## Passage to read
Start of Block

Report: Florida gets B- for education reform, C- for parental empowerment

studentfirstFlorida earns a C- for policies and program aimed at empowering parents, but that’s good enough for a No. 4 ranking nationally, according to a report card released today by StudentsFirst.

Overall, the state earned a No. 2 rank – and a B- grade – from the report, which looked at progress in three areas: elevating the teaching profession; empowering parents; and spending wisely/governing well. Louisiana came in at No. 1, also with a B- grade. A dozen states earned F’s. StudentsFirst is led by Michelle Rhee.

In the parent category, Florida racked up points for grading public schools and requiring public school parents to be notified when their kids are placed with ineffective teachers. But the group says Florida should require consent from parents whose children are placed with such teachers. It also says Florida should pass a parent trigger bill.

Among other areas, Florida got dinged a bit for its tax credit scholarship program (which is administered by Step Up For Students, the co-host of this blog). In short, StudentsFirst doesn’t think the program is funded enough or accountable enough, although the report doesn’t spell out how it falls short on the latter.

End of Block

## Record set
Start of Block

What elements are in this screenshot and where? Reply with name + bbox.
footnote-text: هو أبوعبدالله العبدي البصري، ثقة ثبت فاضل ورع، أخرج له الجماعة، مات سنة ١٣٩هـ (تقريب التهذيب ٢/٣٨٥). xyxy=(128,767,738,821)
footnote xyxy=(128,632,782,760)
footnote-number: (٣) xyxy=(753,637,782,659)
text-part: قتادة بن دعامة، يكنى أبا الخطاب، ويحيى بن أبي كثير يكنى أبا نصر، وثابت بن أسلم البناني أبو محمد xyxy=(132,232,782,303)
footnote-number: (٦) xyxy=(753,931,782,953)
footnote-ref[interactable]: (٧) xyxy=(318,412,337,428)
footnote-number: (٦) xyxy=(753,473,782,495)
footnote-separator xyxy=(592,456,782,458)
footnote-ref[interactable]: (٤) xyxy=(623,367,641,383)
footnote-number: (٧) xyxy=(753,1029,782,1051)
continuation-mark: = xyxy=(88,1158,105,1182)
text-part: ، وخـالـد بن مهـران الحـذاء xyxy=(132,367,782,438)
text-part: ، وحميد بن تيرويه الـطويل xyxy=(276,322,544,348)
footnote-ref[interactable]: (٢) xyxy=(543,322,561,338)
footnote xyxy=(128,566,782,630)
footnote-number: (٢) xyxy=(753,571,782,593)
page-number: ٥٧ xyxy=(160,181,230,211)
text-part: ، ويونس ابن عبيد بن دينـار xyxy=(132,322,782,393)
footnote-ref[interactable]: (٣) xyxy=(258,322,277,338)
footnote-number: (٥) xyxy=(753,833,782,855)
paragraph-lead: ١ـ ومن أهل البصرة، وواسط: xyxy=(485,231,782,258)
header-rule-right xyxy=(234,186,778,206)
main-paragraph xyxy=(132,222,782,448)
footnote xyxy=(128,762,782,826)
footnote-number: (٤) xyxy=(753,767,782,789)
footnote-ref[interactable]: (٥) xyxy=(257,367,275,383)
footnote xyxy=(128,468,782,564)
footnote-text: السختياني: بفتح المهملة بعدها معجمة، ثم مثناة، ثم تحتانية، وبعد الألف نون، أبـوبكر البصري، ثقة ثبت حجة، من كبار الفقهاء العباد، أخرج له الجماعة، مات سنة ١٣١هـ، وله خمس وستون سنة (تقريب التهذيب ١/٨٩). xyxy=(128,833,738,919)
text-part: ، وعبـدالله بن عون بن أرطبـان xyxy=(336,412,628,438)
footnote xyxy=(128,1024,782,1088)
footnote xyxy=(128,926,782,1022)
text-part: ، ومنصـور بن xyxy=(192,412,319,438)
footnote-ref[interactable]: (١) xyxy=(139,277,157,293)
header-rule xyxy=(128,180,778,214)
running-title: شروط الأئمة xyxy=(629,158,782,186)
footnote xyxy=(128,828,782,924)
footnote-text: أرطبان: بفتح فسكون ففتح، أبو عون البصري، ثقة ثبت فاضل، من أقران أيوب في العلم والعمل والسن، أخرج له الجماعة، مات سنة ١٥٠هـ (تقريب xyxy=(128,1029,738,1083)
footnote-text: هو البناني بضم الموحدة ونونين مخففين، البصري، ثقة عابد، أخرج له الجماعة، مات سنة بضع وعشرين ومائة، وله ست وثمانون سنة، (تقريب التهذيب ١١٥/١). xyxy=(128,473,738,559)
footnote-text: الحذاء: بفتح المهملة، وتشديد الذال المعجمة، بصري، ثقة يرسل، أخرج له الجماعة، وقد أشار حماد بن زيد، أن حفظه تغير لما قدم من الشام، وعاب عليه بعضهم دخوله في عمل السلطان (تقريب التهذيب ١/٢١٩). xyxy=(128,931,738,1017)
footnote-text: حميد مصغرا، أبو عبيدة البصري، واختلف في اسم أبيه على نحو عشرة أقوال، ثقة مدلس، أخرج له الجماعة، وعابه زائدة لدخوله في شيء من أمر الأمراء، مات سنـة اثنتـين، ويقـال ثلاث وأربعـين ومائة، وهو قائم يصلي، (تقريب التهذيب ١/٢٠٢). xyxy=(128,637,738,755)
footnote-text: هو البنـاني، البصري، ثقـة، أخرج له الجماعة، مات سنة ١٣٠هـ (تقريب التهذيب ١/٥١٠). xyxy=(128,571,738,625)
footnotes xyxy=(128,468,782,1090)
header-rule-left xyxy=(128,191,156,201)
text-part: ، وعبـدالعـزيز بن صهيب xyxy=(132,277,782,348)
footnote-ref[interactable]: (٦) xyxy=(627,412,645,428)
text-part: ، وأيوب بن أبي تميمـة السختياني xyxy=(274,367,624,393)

End of Block

## Your goal
Retype the Florida report card article word for word, beginning at the words "Overall, the state" and stopping after "by Michelle Rhee.".

## Answer for the task
Overall, the state earned a No. 2 rank – and a B- grade – from the report, which looked at progress in three areas: elevating the teaching profession; empowering parents; and spending wisely/governing well. Louisiana came in at No. 1, also with a B- grade. A dozen states earned F’s. StudentsFirst is led by Michelle Rhee.